→ What the exercise asks
Copy out the listing that follows, exact in every word, and skip the images.

Dataset excerpt
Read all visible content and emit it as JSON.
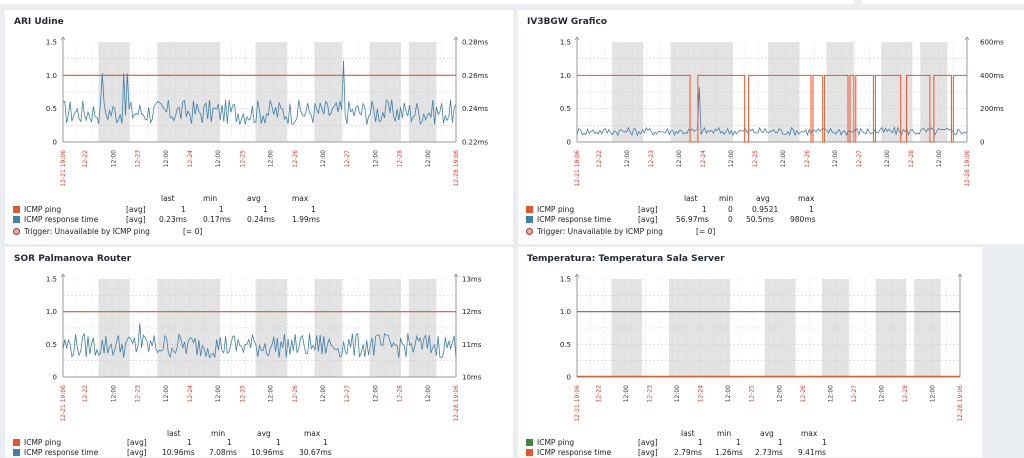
{
  "widgets": [
    {
      "title": "ARI Udine",
      "left_axis": [
        "1.5",
        "1.0",
        "0.5",
        "0"
      ],
      "right_axis": [
        "0.28ms",
        "0.26ms",
        "0.24ms",
        "0.22ms"
      ],
      "start_label": "12-21 19:06",
      "end_label": "12-28 19:06",
      "time_labels": [
        "12-22",
        "12:00",
        "12-23",
        "12:00",
        "12-24",
        "12:00",
        "12-25",
        "12:00",
        "12-26",
        "12:00",
        "12-27",
        "12:00",
        "12-28",
        "12:00"
      ],
      "legend_headers": [
        "last",
        "min",
        "avg",
        "max"
      ],
      "legend_rows": [
        {
          "name": "ICMP ping",
          "func": "[avg]",
          "last": "1",
          "min": "1",
          "avg": "1",
          "max": "1",
          "color": "#e8552a"
        },
        {
          "name": "ICMP response time",
          "func": "[avg]",
          "last": "0.23ms",
          "min": "0.17ms",
          "avg": "0.24ms",
          "max": "1.99ms",
          "color": "#3f7fa8"
        }
      ],
      "trigger": {
        "name": "Trigger: Unavailable by ICMP ping",
        "value": "[= 0]"
      }
    },
    {
      "title": "IV3BGW Grafico",
      "left_axis": [
        "1.5",
        "1.0",
        "0.5",
        "0"
      ],
      "right_axis": [
        "600ms",
        "400ms",
        "200ms",
        "0"
      ],
      "start_label": "12-21 19:06",
      "end_label": "12-28 19:06",
      "time_labels": [
        "12-22",
        "12:00",
        "12-23",
        "12:00",
        "12-24",
        "12:00",
        "12-25",
        "12:00",
        "12-26",
        "12:00",
        "12-27",
        "12:00",
        "12-28",
        "12:00"
      ],
      "legend_headers": [
        "last",
        "min",
        "avg",
        "max"
      ],
      "legend_rows": [
        {
          "name": "ICMP ping",
          "func": "[avg]",
          "last": "1",
          "min": "0",
          "avg": "0.9521",
          "max": "1",
          "color": "#e8552a"
        },
        {
          "name": "ICMP response time",
          "func": "[avg]",
          "last": "56.97ms",
          "min": "0",
          "avg": "50.5ms",
          "max": "980ms",
          "color": "#3f7fa8"
        }
      ],
      "trigger": {
        "name": "Trigger: Unavailable by ICMP ping",
        "value": "[= 0]"
      }
    },
    {
      "title": "SOR Palmanova Router",
      "left_axis": [
        "1.5",
        "1.0",
        "0.5",
        "0"
      ],
      "right_axis": [
        "13ms",
        "12ms",
        "11ms",
        "10ms"
      ],
      "start_label": "12-21 19:06",
      "end_label": "12-28 19:06",
      "time_labels": [
        "12-22",
        "12:00",
        "12-23",
        "12:00",
        "12-24",
        "12:00",
        "12-25",
        "12:00",
        "12-26",
        "12:00",
        "12-27",
        "12:00",
        "12-28",
        "12:00"
      ],
      "legend_headers": [
        "last",
        "min",
        "avg",
        "max"
      ],
      "legend_rows": [
        {
          "name": "ICMP ping",
          "func": "[avg]",
          "last": "1",
          "min": "1",
          "avg": "1",
          "max": "1",
          "color": "#e8552a"
        },
        {
          "name": "ICMP response time",
          "func": "[avg]",
          "last": "10.96ms",
          "min": "7.08ms",
          "avg": "10.96ms",
          "max": "30.67ms",
          "color": "#3f7fa8"
        }
      ]
    },
    {
      "title": "Temperatura: Temperatura Sala Server",
      "left_axis": [
        "1.5",
        "1.0",
        "0.5",
        "0"
      ],
      "right_axis": [],
      "start_label": "12-21 19:06",
      "end_label": "12-28 19:06",
      "time_labels": [
        "12-22",
        "12:00",
        "12-23",
        "12:00",
        "12-24",
        "12:00",
        "12-25",
        "12:00",
        "12-26",
        "12:00",
        "12-27",
        "12:00",
        "12-28",
        "12:00"
      ],
      "legend_headers": [
        "last",
        "min",
        "avg",
        "max"
      ],
      "legend_rows": [
        {
          "name": "ICMP ping",
          "func": "[avg]",
          "last": "1",
          "min": "1",
          "avg": "1",
          "max": "1",
          "color": "#3c8a3c"
        },
        {
          "name": "ICMP response time",
          "func": "[avg]",
          "last": "2.79ms",
          "min": "1.26ms",
          "avg": "2.73ms",
          "max": "9.41ms",
          "color": "#e8552a"
        }
      ]
    }
  ]
}
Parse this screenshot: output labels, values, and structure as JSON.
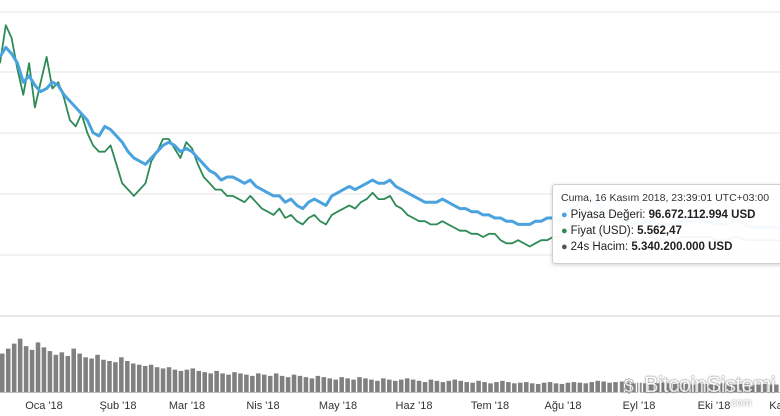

→ Result for this task
Read all visible content and emit it as JSON.
{
  "widgets": [
    {
      "title": "ARI Udine",
      "left_axis": [
        "1.5",
        "1.0",
        "0.5",
        "0"
      ],
      "right_axis": [
        "0.28ms",
        "0.26ms",
        "0.24ms",
        "0.22ms"
      ],
      "start_label": "12-21 19:06",
      "end_label": "12-28 19:06",
      "time_labels": [
        "12-22",
        "12:00",
        "12-23",
        "12:00",
        "12-24",
        "12:00",
        "12-25",
        "12:00",
        "12-26",
        "12:00",
        "12-27",
        "12:00",
        "12-28",
        "12:00"
      ],
      "legend_headers": [
        "last",
        "min",
        "avg",
        "max"
      ],
      "legend_rows": [
        {
          "name": "ICMP ping",
          "func": "[avg]",
          "last": "1",
          "min": "1",
          "avg": "1",
          "max": "1",
          "color": "#e8552a"
        },
        {
          "name": "ICMP response time",
          "func": "[avg]",
          "last": "0.23ms",
          "min": "0.17ms",
          "avg": "0.24ms",
          "max": "1.99ms",
          "color": "#3f7fa8"
        }
      ],
      "trigger": {
        "name": "Trigger: Unavailable by ICMP ping",
        "value": "[= 0]"
      }
    },
    {
      "title": "IV3BGW Grafico",
      "left_axis": [
        "1.5",
        "1.0",
        "0.5",
        "0"
      ],
      "right_axis": [
        "600ms",
        "400ms",
        "200ms",
        "0"
      ],
      "start_label": "12-21 19:06",
      "end_label": "12-28 19:06",
      "time_labels": [
        "12-22",
        "12:00",
        "12-23",
        "12:00",
        "12-24",
        "12:00",
        "12-25",
        "12:00",
        "12-26",
        "12:00",
        "12-27",
        "12:00",
        "12-28",
        "12:00"
      ],
      "legend_headers": [
        "last",
        "min",
        "avg",
        "max"
      ],
      "legend_rows": [
        {
          "name": "ICMP ping",
          "func": "[avg]",
          "last": "1",
          "min": "0",
          "avg": "0.9521",
          "max": "1",
          "color": "#e8552a"
        },
        {
          "name": "ICMP response time",
          "func": "[avg]",
          "last": "56.97ms",
          "min": "0",
          "avg": "50.5ms",
          "max": "980ms",
          "color": "#3f7fa8"
        }
      ],
      "trigger": {
        "name": "Trigger: Unavailable by ICMP ping",
        "value": "[= 0]"
      }
    },
    {
      "title": "SOR Palmanova Router",
      "left_axis": [
        "1.5",
        "1.0",
        "0.5",
        "0"
      ],
      "right_axis": [
        "13ms",
        "12ms",
        "11ms",
        "10ms"
      ],
      "start_label": "12-21 19:06",
      "end_label": "12-28 19:06",
      "time_labels": [
        "12-22",
        "12:00",
        "12-23",
        "12:00",
        "12-24",
        "12:00",
        "12-25",
        "12:00",
        "12-26",
        "12:00",
        "12-27",
        "12:00",
        "12-28",
        "12:00"
      ],
      "legend_headers": [
        "last",
        "min",
        "avg",
        "max"
      ],
      "legend_rows": [
        {
          "name": "ICMP ping",
          "func": "[avg]",
          "last": "1",
          "min": "1",
          "avg": "1",
          "max": "1",
          "color": "#e8552a"
        },
        {
          "name": "ICMP response time",
          "func": "[avg]",
          "last": "10.96ms",
          "min": "7.08ms",
          "avg": "10.96ms",
          "max": "30.67ms",
          "color": "#3f7fa8"
        }
      ]
    },
    {
      "title": "Temperatura: Temperatura Sala Server",
      "left_axis": [
        "1.5",
        "1.0",
        "0.5",
        "0"
      ],
      "right_axis": [],
      "start_label": "12-21 19:06",
      "end_label": "12-28 19:06",
      "time_labels": [
        "12-22",
        "12:00",
        "12-23",
        "12:00",
        "12-24",
        "12:00",
        "12-25",
        "12:00",
        "12-26",
        "12:00",
        "12-27",
        "12:00",
        "12-28",
        "12:00"
      ],
      "legend_headers": [
        "last",
        "min",
        "avg",
        "max"
      ],
      "legend_rows": [
        {
          "name": "ICMP ping",
          "func": "[avg]",
          "last": "1",
          "min": "1",
          "avg": "1",
          "max": "1",
          "color": "#3c8a3c"
        },
        {
          "name": "ICMP response time",
          "func": "[avg]",
          "last": "2.79ms",
          "min": "1.26ms",
          "avg": "2.73ms",
          "max": "9.41ms",
          "color": "#e8552a"
        }
      ]
    }
  ]
}
Parse this screenshot: output labels, values, and structure as JSON.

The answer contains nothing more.